Description of the task:
Lines containing the word "JSON" need to be counted. Please reply with how many there are, and nothing else.

Stored data
————

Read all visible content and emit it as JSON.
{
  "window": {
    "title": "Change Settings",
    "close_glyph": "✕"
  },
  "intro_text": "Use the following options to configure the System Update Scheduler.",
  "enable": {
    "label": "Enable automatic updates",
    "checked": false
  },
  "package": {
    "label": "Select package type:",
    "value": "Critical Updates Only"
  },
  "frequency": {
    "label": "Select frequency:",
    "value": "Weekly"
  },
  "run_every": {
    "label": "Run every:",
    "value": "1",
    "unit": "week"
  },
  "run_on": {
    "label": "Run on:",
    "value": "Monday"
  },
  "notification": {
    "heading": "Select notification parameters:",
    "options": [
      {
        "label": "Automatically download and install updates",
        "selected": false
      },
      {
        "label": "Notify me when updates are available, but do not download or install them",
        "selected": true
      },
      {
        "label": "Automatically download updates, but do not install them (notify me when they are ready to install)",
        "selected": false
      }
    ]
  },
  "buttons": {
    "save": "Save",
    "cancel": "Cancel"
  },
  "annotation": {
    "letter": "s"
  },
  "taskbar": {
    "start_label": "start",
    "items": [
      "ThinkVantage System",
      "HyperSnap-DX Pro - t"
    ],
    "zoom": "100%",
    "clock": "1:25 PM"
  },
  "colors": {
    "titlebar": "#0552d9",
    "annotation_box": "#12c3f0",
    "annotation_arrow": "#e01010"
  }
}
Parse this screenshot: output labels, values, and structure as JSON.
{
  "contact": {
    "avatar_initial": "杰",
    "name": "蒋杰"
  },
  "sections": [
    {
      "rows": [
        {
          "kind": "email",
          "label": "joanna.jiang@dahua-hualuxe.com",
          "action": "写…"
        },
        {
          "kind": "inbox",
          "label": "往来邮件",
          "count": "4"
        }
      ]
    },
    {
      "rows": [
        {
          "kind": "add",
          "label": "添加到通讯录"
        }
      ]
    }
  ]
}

————

Expected answer:
2